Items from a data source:
________________________________________
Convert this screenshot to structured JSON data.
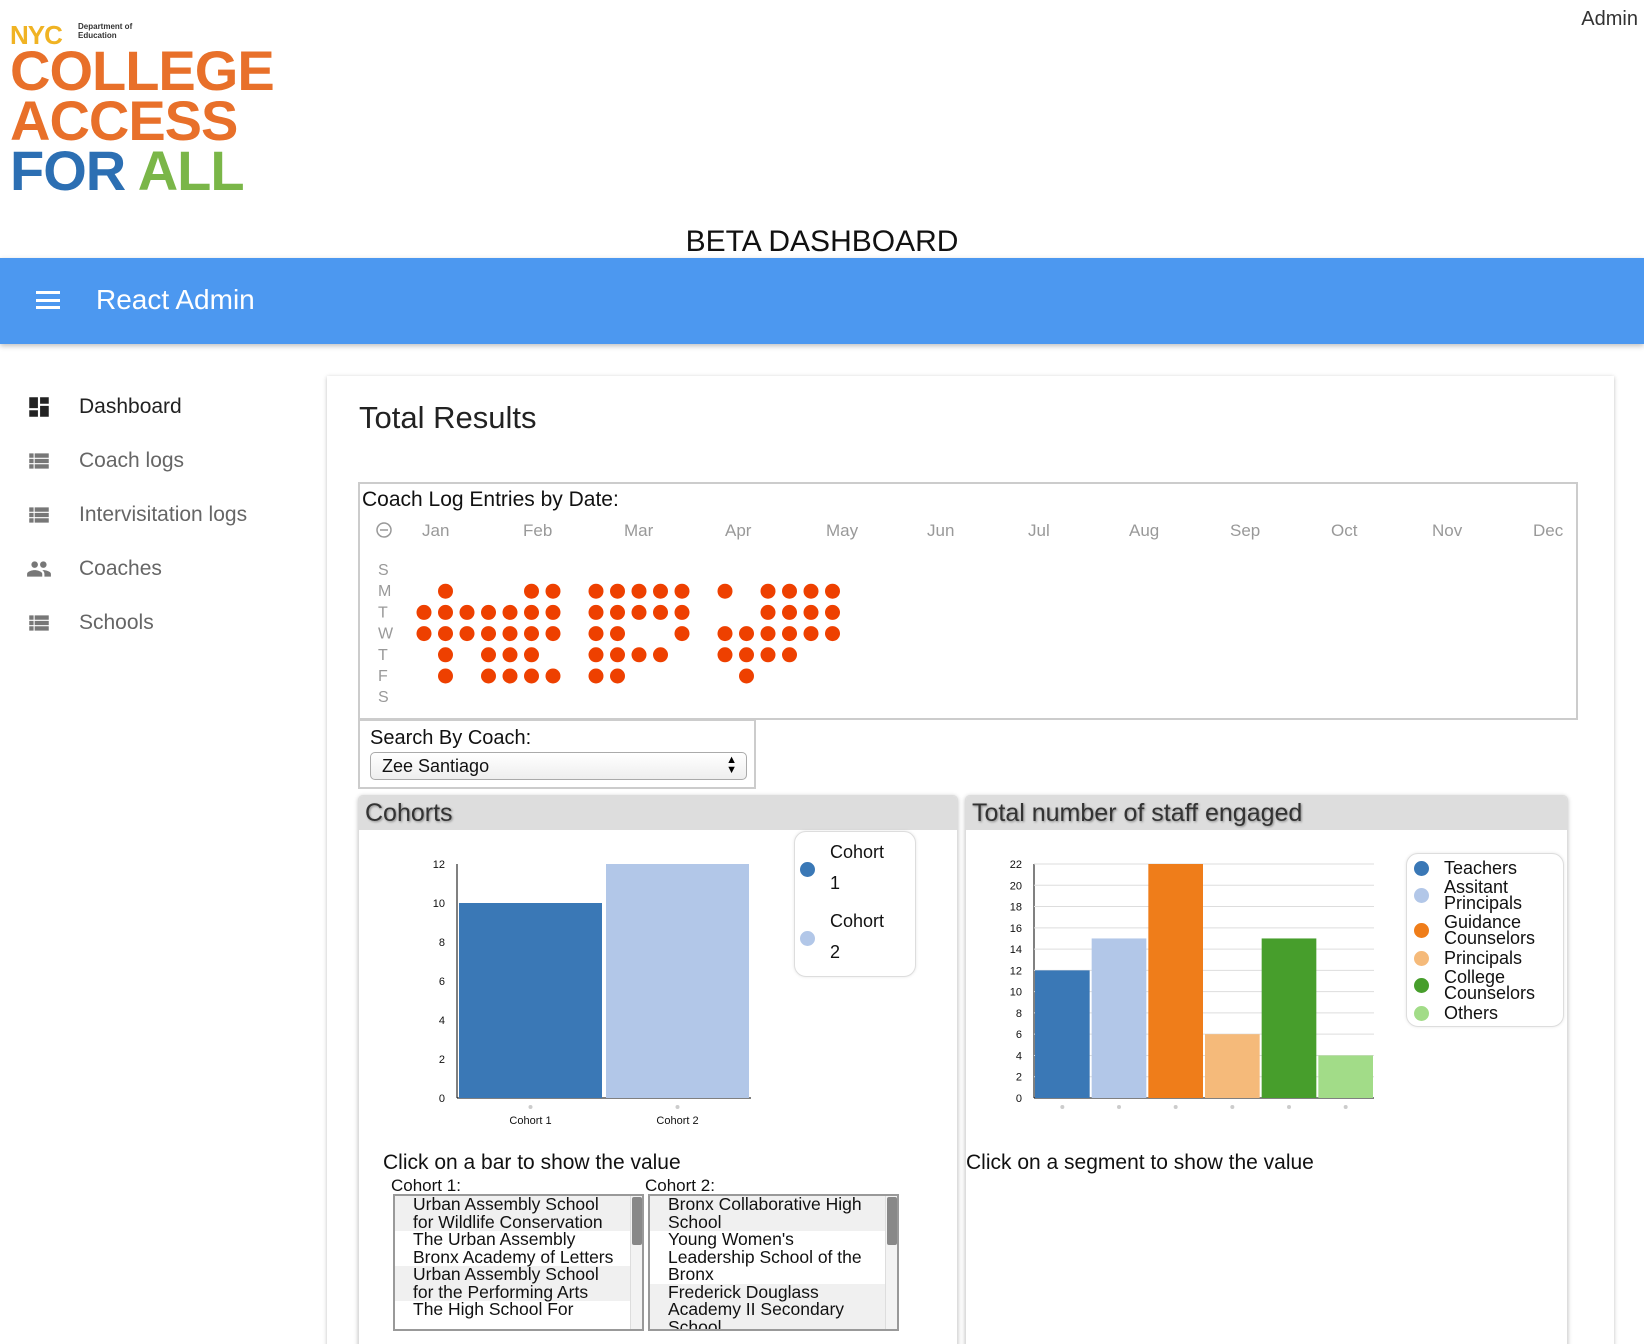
{
  "header": {
    "logo": {
      "nyc": "NYC",
      "doe": "Department of Education",
      "line1": "COLLEGE",
      "line2": "ACCESS",
      "line3a": "FOR",
      "line3b": "ALL"
    },
    "admin_label": "Admin",
    "beta_title": "BETA DASHBOARD"
  },
  "appbar": {
    "title": "React Admin",
    "menu_icon": "menu-icon"
  },
  "sidebar": {
    "items": [
      {
        "label": "Dashboard",
        "icon": "dashboard-icon"
      },
      {
        "label": "Coach logs",
        "icon": "list-icon"
      },
      {
        "label": "Intervisitation logs",
        "icon": "list-icon"
      },
      {
        "label": "Coaches",
        "icon": "people-icon"
      },
      {
        "label": "Schools",
        "icon": "list-icon"
      }
    ]
  },
  "main": {
    "title": "Total Results",
    "calendar": {
      "caption": "Coach Log Entries by Date:",
      "months": [
        "Jan",
        "Feb",
        "Mar",
        "Apr",
        "May",
        "Jun",
        "Jul",
        "Aug",
        "Sep",
        "Oct",
        "Nov",
        "Dec"
      ],
      "weekdays": [
        "S",
        "M",
        "T",
        "W",
        "T",
        "F",
        "S"
      ],
      "color": "#ee4000"
    },
    "search": {
      "caption": "Search By Coach:",
      "selected": "Zee Santiago"
    },
    "cohorts_panel": {
      "title": "Cohorts",
      "hint": "Click on a bar to show the value",
      "list1_label": "Cohort 1:",
      "list2_label": "Cohort 2:",
      "list1": [
        "Urban Assembly School for Wildlife Conservation",
        "The Urban Assembly Bronx Academy of Letters",
        "Urban Assembly School for the Performing Arts",
        "The High School For"
      ],
      "list2": [
        "Bronx Collaborative High School",
        "Young Women's Leadership School of the Bronx",
        "Frederick Douglass Academy II Secondary School"
      ],
      "legend": [
        {
          "line1": "Cohort",
          "line2": "1",
          "color": "#3a78b6"
        },
        {
          "line1": "Cohort",
          "line2": "2",
          "color": "#b2c7e8"
        }
      ]
    },
    "staff_panel": {
      "title": "Total number of staff engaged",
      "hint": "Click on a segment to show the value",
      "legend": [
        {
          "lines": [
            "Teachers"
          ],
          "color": "#3a78b6"
        },
        {
          "lines": [
            "Assitant",
            "Principals"
          ],
          "color": "#b2c7e8"
        },
        {
          "lines": [
            "Guidance",
            "Counselors"
          ],
          "color": "#ef7d1a"
        },
        {
          "lines": [
            "Principals"
          ],
          "color": "#f5ba7a"
        },
        {
          "lines": [
            "College",
            "Counselors"
          ],
          "color": "#479e2c"
        },
        {
          "lines": [
            "Others"
          ],
          "color": "#a2dc88"
        }
      ]
    }
  },
  "chart_data": [
    {
      "type": "scatter",
      "title": "Coach Log Entries by Date:",
      "x_months": [
        "Jan",
        "Feb",
        "Mar",
        "Apr",
        "May"
      ],
      "columns_by_week": [
        {
          "week": 1,
          "days": [
            "T",
            "W"
          ]
        },
        {
          "week": 2,
          "days": [
            "M",
            "T",
            "W",
            "T",
            "F"
          ]
        },
        {
          "week": 3,
          "days": [
            "T",
            "W"
          ]
        },
        {
          "week": 4,
          "days": [
            "T",
            "W",
            "T",
            "F"
          ]
        },
        {
          "week": 5,
          "days": [
            "T",
            "W",
            "T",
            "F"
          ]
        },
        {
          "week": 6,
          "days": [
            "M",
            "T",
            "W",
            "T",
            "F"
          ]
        },
        {
          "week": 7,
          "days": [
            "M",
            "T",
            "W",
            "F"
          ]
        },
        {
          "week": 9,
          "days": [
            "M",
            "T",
            "W",
            "T",
            "F"
          ]
        },
        {
          "week": 10,
          "days": [
            "M",
            "T",
            "W",
            "T",
            "F"
          ]
        },
        {
          "week": 11,
          "days": [
            "M",
            "T",
            "T"
          ]
        },
        {
          "week": 12,
          "days": [
            "M",
            "T",
            "T"
          ]
        },
        {
          "week": 13,
          "days": [
            "M",
            "T",
            "W"
          ]
        },
        {
          "week": 15,
          "days": [
            "M",
            "W",
            "T"
          ]
        },
        {
          "week": 16,
          "days": [
            "W",
            "T",
            "F"
          ]
        },
        {
          "week": 17,
          "days": [
            "M",
            "T",
            "W",
            "T"
          ]
        },
        {
          "week": 18,
          "days": [
            "M",
            "T",
            "W",
            "T"
          ]
        },
        {
          "week": 19,
          "days": [
            "M",
            "T",
            "W"
          ]
        },
        {
          "week": 20,
          "days": [
            "M",
            "T",
            "W"
          ]
        }
      ]
    },
    {
      "type": "bar",
      "categories": [
        "Cohort 1",
        "Cohort 2"
      ],
      "values": [
        10,
        12
      ],
      "ylim": [
        0,
        12
      ],
      "yticks": [
        0,
        2,
        4,
        6,
        8,
        10,
        12
      ],
      "colors": [
        "#3a78b6",
        "#b2c7e8"
      ]
    },
    {
      "type": "bar",
      "categories": [
        "Teachers",
        "Assitant Principals",
        "Guidance Counselors",
        "Principals",
        "College Counselors",
        "Others"
      ],
      "values": [
        12,
        15,
        22,
        6,
        15,
        4
      ],
      "ylim": [
        0,
        22
      ],
      "yticks": [
        0,
        2,
        4,
        6,
        8,
        10,
        12,
        14,
        16,
        18,
        20,
        22
      ],
      "colors": [
        "#3a78b6",
        "#b2c7e8",
        "#ef7d1a",
        "#f5ba7a",
        "#479e2c",
        "#a2dc88"
      ],
      "grid": true
    }
  ]
}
________________________________________
- [Exercise brief]: Extract all lines containing the word "Urban".

- [Response for this exercise]:
        "Urban Assembly School for Wildlife Conservation",
        "The Urban Assembly Bronx Academy of Letters",
        "Urban Assembly School for the Performing Arts",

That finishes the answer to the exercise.